#### RECORD EXTRACTS
%%

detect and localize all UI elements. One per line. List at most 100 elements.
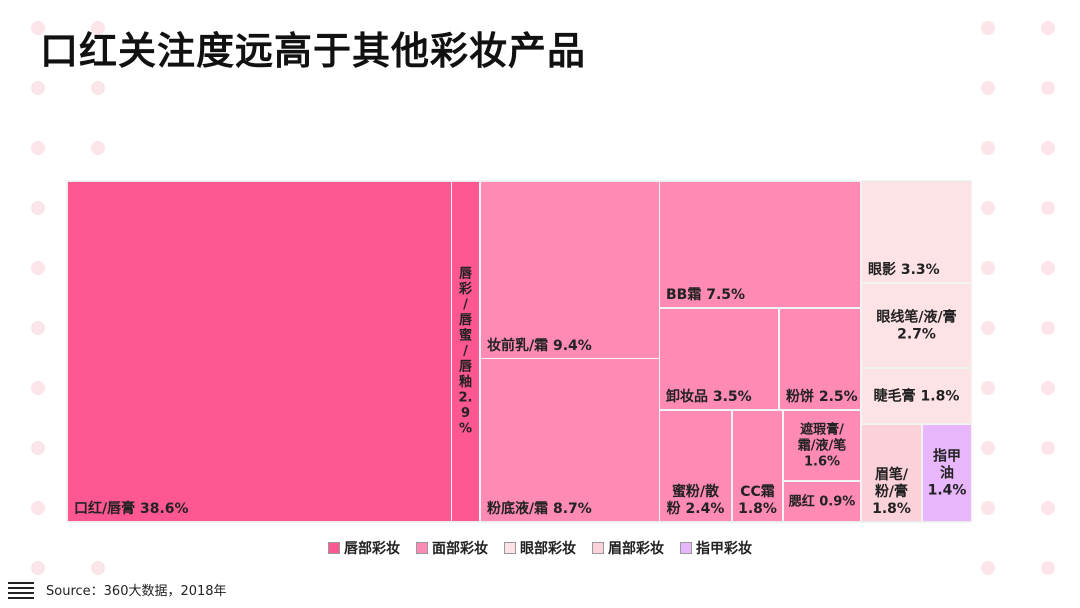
legend-label-face: 面部彩妆 <box>432 541 488 557</box>
treemap-cell: 卸妆品 3.5% <box>660 309 778 409</box>
background-dot <box>981 141 995 155</box>
treemap-label: 1.8% <box>872 501 911 517</box>
treemap-label: 遮瑕膏/ <box>800 422 844 438</box>
treemap-cell: 唇彩/唇蜜/唇釉2.9% <box>452 182 479 521</box>
treemap-label: 蜜粉/散 <box>672 483 720 500</box>
treemap-cell-rect <box>862 369 971 423</box>
background-dot <box>31 381 45 395</box>
treemap-label: 眼线笔/液/膏 <box>876 309 956 326</box>
treemap-cell: 蜜粉/散粉 2.4% <box>660 411 731 521</box>
background-dot <box>1041 81 1055 95</box>
background-dot <box>1041 141 1055 155</box>
treemap-label: / <box>463 344 468 359</box>
treemap-cell: 眼线笔/液/膏2.7% <box>862 284 971 367</box>
background-dot <box>91 21 105 35</box>
treemap-cell-rect <box>733 411 782 521</box>
treemap-label: 粉饼 2.5% <box>786 388 858 405</box>
background-dot <box>1041 201 1055 215</box>
background-dot <box>1041 441 1055 455</box>
treemap-label: 唇 <box>459 312 473 328</box>
background-dot <box>981 21 995 35</box>
background-dot <box>91 141 105 155</box>
treemap-label: 蜜 <box>459 327 472 343</box>
chart-legend: 唇部彩妆 面部彩妆 眼部彩妆 眉部彩妆 指甲彩妆 <box>0 538 1080 558</box>
treemap-cell-rect <box>452 182 479 521</box>
background-dot <box>981 201 995 215</box>
page-title: 口红关注度远高于其他彩妆产品 <box>40 29 587 73</box>
treemap-label: 唇 <box>459 265 473 281</box>
treemap-cell-rect <box>784 482 860 521</box>
legend-label-nail: 指甲彩妆 <box>696 541 752 557</box>
background-dot <box>31 201 45 215</box>
treemap-cell: BB霜 7.5% <box>660 182 860 307</box>
treemap-cell-rect <box>862 284 971 367</box>
background-dot <box>31 21 45 35</box>
treemap-cell: 粉饼 2.5% <box>780 309 860 409</box>
background-dot <box>981 81 995 95</box>
source-text: Source：360大数据，2018年 <box>46 584 227 599</box>
background-dot <box>1041 561 1055 575</box>
legend-swatch-lip <box>328 542 340 554</box>
legend-label-lip: 唇部彩妆 <box>344 541 400 557</box>
legend-item-lip: 唇部彩妆 <box>328 538 400 558</box>
treemap-cell-rect <box>923 425 971 521</box>
treemap-label: 釉 <box>459 374 472 390</box>
treemap-cell: 粉底液/霜 8.7% <box>481 359 659 521</box>
legend-swatch-eye <box>504 542 516 554</box>
treemap-cell: 遮瑕膏/霜/液/笔1.6% <box>784 411 860 480</box>
treemap-label: 9 <box>461 406 470 421</box>
background-dot <box>31 441 45 455</box>
background-dot <box>31 81 45 95</box>
legend-swatch-nail <box>680 542 692 554</box>
background-dot <box>31 261 45 275</box>
background-dot <box>1041 21 1055 35</box>
menu-icon <box>8 581 34 599</box>
background-dot <box>981 381 995 395</box>
treemap-label: / <box>463 297 468 312</box>
legend-item-face: 面部彩妆 <box>416 538 488 558</box>
background-dot <box>981 261 995 275</box>
treemap-cell-rect <box>862 182 971 282</box>
background-dot <box>1041 321 1055 335</box>
treemap-cell: 口红/唇膏 38.6% <box>68 182 451 521</box>
legend-label-eye: 眼部彩妆 <box>520 541 576 557</box>
treemap-cell-rect <box>780 309 860 409</box>
treemap-label: 1.6% <box>804 455 840 470</box>
background-dot <box>1041 381 1055 395</box>
background-dot <box>981 561 995 575</box>
treemap-label: 1.8% <box>738 501 777 517</box>
treemap-label: 妆前乳/霜 9.4% <box>487 337 592 354</box>
treemap-label: 2. <box>459 390 473 405</box>
background-dot <box>31 501 45 515</box>
treemap-label: 眉笔/ <box>875 466 909 483</box>
treemap-label: CC霜 <box>740 483 775 500</box>
treemap-cell-rect <box>660 309 778 409</box>
treemap-label: 睫毛膏 1.8% <box>874 388 960 405</box>
treemap-label: 霜/液/笔 <box>797 438 847 454</box>
treemap-cell: 妆前乳/霜 9.4% <box>481 182 659 358</box>
treemap-label: 粉/膏 <box>875 483 908 500</box>
treemap-cell: 眉笔/粉/膏1.8% <box>862 425 921 521</box>
treemap-label: % <box>459 421 472 436</box>
background-dot <box>1041 261 1055 275</box>
treemap-label: 粉 2.4% <box>667 500 725 517</box>
treemap-cell: 眼影 3.3% <box>862 182 971 282</box>
source-footer: Source：360大数据，2018年 <box>8 580 227 599</box>
background-dot <box>981 321 995 335</box>
treemap-cell: 睫毛膏 1.8% <box>862 369 971 423</box>
background-dot <box>1041 501 1055 515</box>
treemap-cell-rect <box>660 411 731 521</box>
treemap-label: 眼影 3.3% <box>868 262 940 278</box>
treemap-label: 油 <box>940 465 954 482</box>
treemap-label: 2.7% <box>897 327 936 343</box>
treemap-label: 腮红 0.9% <box>789 494 856 510</box>
background-dot <box>981 441 995 455</box>
background-dot <box>31 141 45 155</box>
treemap-cell-rect <box>660 182 860 307</box>
legend-item-brow: 眉部彩妆 <box>592 538 664 558</box>
treemap-cell-rect <box>481 359 659 521</box>
treemap-cell-rect <box>68 182 451 521</box>
background-dot <box>91 81 105 95</box>
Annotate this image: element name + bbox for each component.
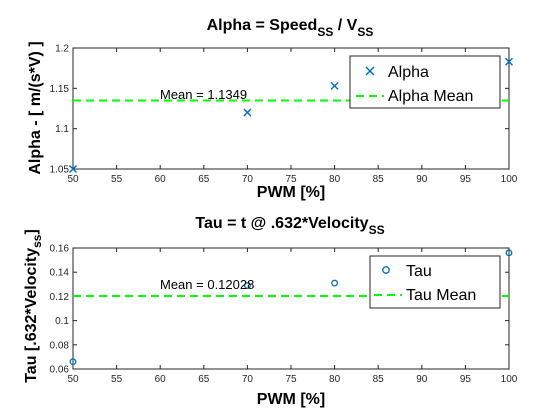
tau-mean-annotation: Mean = 0.12028 — [160, 277, 254, 292]
alpha-x-tick-label: 75 — [285, 174, 297, 185]
alpha-x-tick-label: 70 — [242, 174, 254, 185]
alpha-legend-marker-x — [365, 66, 375, 76]
alpha-y-tick-label: 1.2 — [55, 44, 69, 55]
alpha-data-point-stroke — [330, 81, 339, 90]
tau-data-point — [243, 282, 251, 289]
alpha-y-tick-label: 1.1 — [55, 124, 69, 135]
alpha-x-tick-label: 65 — [198, 174, 210, 185]
tau-marks — [69, 249, 513, 366]
alpha-data-point — [330, 81, 339, 90]
alpha-legend-label-mean: Alpha Mean — [388, 88, 473, 105]
alpha-data-point — [243, 108, 252, 117]
tau-x-tick-label: 55 — [111, 374, 123, 385]
tau-y-axis-label: Tau [.632*Velocityss] — [23, 229, 44, 383]
tau-y-tick-label: 0.1 — [55, 316, 69, 327]
alpha-legend-label-alpha: Alpha — [388, 64, 429, 81]
alpha-title: Alpha = SpeedSS / VSS — [207, 17, 374, 39]
tau-data-point — [69, 358, 77, 366]
alpha-x-tick-label: 100 — [501, 174, 518, 185]
tau-legend-box — [369, 255, 501, 309]
tau-legend: Tau Tau Mean — [369, 255, 501, 309]
tau-legend-label-tau: Tau — [406, 263, 432, 280]
alpha-x-tick-label: 80 — [329, 174, 341, 185]
alpha-data-point-stroke — [243, 108, 252, 117]
alpha-mean-annotation: Mean = 1.1349 — [160, 87, 247, 102]
tau-title: Tau = t @ .632*VelocitySS — [195, 215, 384, 237]
tau-x-tick-label: 60 — [155, 374, 167, 385]
alpha-panel: Alpha = SpeedSS / VSS 50 55 60 65 70 75 80 85 90… — [27, 17, 518, 201]
alpha-marks — [69, 57, 513, 173]
tau-x-tick-label: 65 — [198, 374, 210, 385]
tau-x-tick-label: 50 — [67, 374, 79, 385]
alpha-legend-box — [349, 55, 501, 109]
tau-panel: Tau = t @ .632*VelocitySS 50 55 60 65 70 75 80… — [23, 215, 518, 408]
alpha-data-point-stroke — [505, 57, 513, 66]
tau-legend-marker-o — [382, 266, 390, 274]
alpha-y-tick-label: 1.15 — [50, 84, 70, 95]
alpha-x-tick-label: 95 — [460, 174, 472, 185]
alpha-x-axis-label: PWM [%] — [257, 184, 325, 201]
alpha-x-tick-label: 85 — [373, 174, 385, 185]
tau-data-point — [505, 249, 513, 257]
tau-x-tick-label: 100 — [501, 374, 518, 385]
tau-data-point — [331, 279, 339, 287]
alpha-x-tick-label: 60 — [155, 174, 167, 185]
alpha-x-tick-label: 90 — [416, 174, 428, 185]
alpha-legend: Alpha Alpha Mean — [349, 55, 501, 109]
alpha-y-axis-label: Alpha - [ m/(s*V) ] — [27, 41, 44, 174]
tau-x-tick-label: 75 — [285, 374, 297, 385]
alpha-x-tick-label: 55 — [111, 174, 123, 185]
tau-y-tick-label: 0.08 — [50, 340, 70, 351]
tau-x-tick-label: 90 — [416, 374, 428, 385]
alpha-axes: 50 55 60 65 70 75 80 85 90 95 100 1.05 1.1 1.15 1.2 — [50, 44, 518, 186]
tau-legend-label-mean: Tau Mean — [406, 287, 476, 304]
alpha-data-point-stroke — [69, 165, 77, 173]
tau-y-tick-label: 0.14 — [50, 268, 70, 279]
tau-y-tick-label: 0.16 — [50, 244, 70, 255]
tau-y-tick-label: 0.06 — [50, 365, 70, 376]
alpha-x-tick-label: 50 — [67, 174, 79, 185]
alpha-data-point — [505, 57, 513, 66]
tau-x-tick-label: 70 — [242, 374, 254, 385]
tau-x-tick-label: 85 — [373, 374, 385, 385]
alpha-data-point — [69, 165, 77, 173]
tau-x-tick-label: 80 — [329, 374, 341, 385]
tau-x-axis-label: PWM [%] — [257, 391, 325, 408]
tau-x-tick-label: 95 — [460, 374, 472, 385]
tau-y-tick-label: 0.12 — [50, 292, 70, 303]
alpha-y-tick-label: 1.05 — [50, 165, 70, 176]
tau-axes: 50 55 60 65 70 75 80 85 90 95 100 0.06 0.08 0.1 0.12 0.… — [50, 244, 518, 386]
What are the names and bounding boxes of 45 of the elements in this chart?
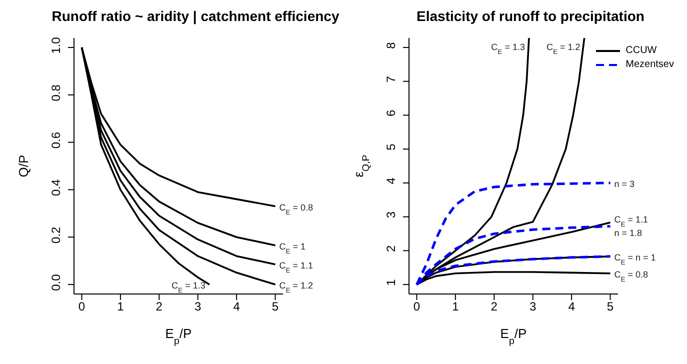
x-tick-label: 4 — [233, 300, 240, 314]
x-tick-label: 2 — [156, 300, 163, 314]
y-tick-label: 5 — [384, 143, 398, 150]
annotation: n = 1.8 — [614, 228, 642, 238]
x-tick-label: 1 — [117, 300, 124, 314]
y-tick-label: 1 — [384, 278, 398, 286]
y-tick-label: 6 — [384, 110, 398, 117]
y-axis-title: Q/P — [16, 154, 31, 178]
x-axis-title: E$_{p}$/P — [165, 326, 192, 346]
annotation: C$_{E}$ = 1.3 — [491, 42, 525, 56]
annotation: C$_{E}$ = 1.1 — [614, 214, 648, 228]
x-tick-label: 5 — [606, 300, 614, 314]
annotation: n = 3 — [614, 178, 635, 189]
y-tick-label: 0.2 — [49, 226, 63, 244]
annotation: C$_{E}$ = 0.8 — [614, 269, 648, 283]
x-tick-label: 0 — [413, 300, 420, 314]
chart-title: Runoff ratio ~ aridity | catchment efficiency — [50, 8, 340, 26]
annotation: C$_{E}$ = 1 — [279, 241, 306, 255]
y-tick-label: 7 — [384, 76, 398, 83]
annotation: C$_{E}$ = 1.2 — [279, 280, 314, 294]
y-tick-label: 8 — [384, 42, 398, 49]
x-tick-label: 1 — [452, 300, 460, 314]
annotation: C$_{E}$ = 1.2 — [546, 42, 580, 56]
y-tick-label: 0.6 — [49, 132, 63, 149]
annotation: C$_{E}$ = 1.1 — [279, 260, 314, 274]
x-tick-label: 2 — [490, 300, 498, 314]
x-tick-label: 3 — [194, 300, 202, 314]
x-tick-label: 3 — [530, 300, 537, 314]
y-tick-label: 3 — [384, 211, 398, 218]
chart-title: Elasticity of runoff to precipitation — [416, 8, 646, 26]
y-tick-label: 2 — [384, 245, 398, 252]
legend-label: CCUW — [626, 44, 657, 58]
annotation: C$_{E}$ = 0.8 — [279, 202, 314, 216]
x-tick-label: 4 — [568, 300, 576, 314]
x-tick-label: 0 — [78, 300, 86, 314]
y-tick-label: 0.4 — [49, 179, 63, 196]
y-tick-label: 1.0 — [49, 36, 63, 54]
x-axis-title: E$_{p}$/P — [500, 326, 527, 346]
x-tick-label: 5 — [272, 300, 279, 314]
y-tick-label: 0.8 — [49, 84, 63, 102]
legend-label: Mezentsev — [626, 58, 674, 72]
y-tick-label: 4 — [384, 177, 398, 184]
annotation: C$_{E}$ = 1.3 — [172, 280, 206, 294]
annotation: C$_{E}$ = n = 1 — [614, 252, 656, 266]
y-tick-label: 0.0 — [49, 274, 63, 291]
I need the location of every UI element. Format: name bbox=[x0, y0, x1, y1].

%%

#### TASK DIRECTIONS
Starting at the line that has "x-tick-label: 4 — [233, 300, 240, 314]" and going through the end of the material, write those lines out again with every "annotation" replaced by "note" and nothing else changed.

#### COMPLETE OUTPUT
x-tick-label: 4 — [233, 300, 240, 314]
x-tick-label: 2 — [156, 300, 163, 314]
y-tick-label: 5 — [384, 143, 398, 150]
note: n = 1.8 — [614, 228, 642, 238]
x-tick-label: 1 — [117, 300, 124, 314]
y-tick-label: 1 — [384, 278, 398, 286]
y-tick-label: 6 — [384, 110, 398, 117]
y-axis-title: Q/P — [16, 154, 31, 178]
x-axis-title: E$_{p}$/P — [165, 326, 192, 346]
note: C$_{E}$ = 1.3 — [491, 42, 525, 56]
note: C$_{E}$ = 1.1 — [614, 214, 648, 228]
x-tick-label: 5 — [606, 300, 614, 314]
note: n = 3 — [614, 178, 635, 189]
y-tick-label: 0.2 — [49, 226, 63, 244]
note: C$_{E}$ = 0.8 — [614, 269, 648, 283]
x-tick-label: 0 — [413, 300, 420, 314]
chart-title: Runoff ratio ~ aridity | catchment efficiency — [50, 8, 340, 26]
note: C$_{E}$ = 1 — [279, 241, 306, 255]
y-tick-label: 7 — [384, 76, 398, 83]
note: C$_{E}$ = 1.2 — [279, 280, 314, 294]
y-tick-label: 8 — [384, 42, 398, 49]
x-tick-label: 1 — [452, 300, 460, 314]
note: C$_{E}$ = 1.2 — [546, 42, 580, 56]
y-tick-label: 0.6 — [49, 132, 63, 149]
note: C$_{E}$ = 1.1 — [279, 260, 314, 274]
x-tick-label: 2 — [490, 300, 498, 314]
x-tick-label: 3 — [194, 300, 202, 314]
x-tick-label: 3 — [530, 300, 537, 314]
y-tick-label: 3 — [384, 211, 398, 218]
chart-title: Elasticity of runoff to precipitation — [416, 8, 646, 26]
y-tick-label: 2 — [384, 245, 398, 252]
legend-label: CCUW — [626, 44, 657, 58]
note: C$_{E}$ = 0.8 — [279, 202, 314, 216]
x-tick-label: 4 — [568, 300, 576, 314]
x-tick-label: 0 — [78, 300, 86, 314]
y-tick-label: 0.4 — [49, 179, 63, 196]
y-tick-label: 1.0 — [49, 36, 63, 54]
x-axis-title: E$_{p}$/P — [500, 326, 527, 346]
x-tick-label: 5 — [272, 300, 279, 314]
y-tick-label: 0.8 — [49, 84, 63, 102]
legend-label: Mezentsev — [626, 58, 674, 72]
y-tick-label: 4 — [384, 177, 398, 184]
note: C$_{E}$ = 1.3 — [172, 280, 206, 294]
note: C$_{E}$ = n = 1 — [614, 252, 656, 266]
y-tick-label: 0.0 — [49, 274, 63, 291]
I need the location of every UI element. Format: name bbox=[x0, y0, x1, y1].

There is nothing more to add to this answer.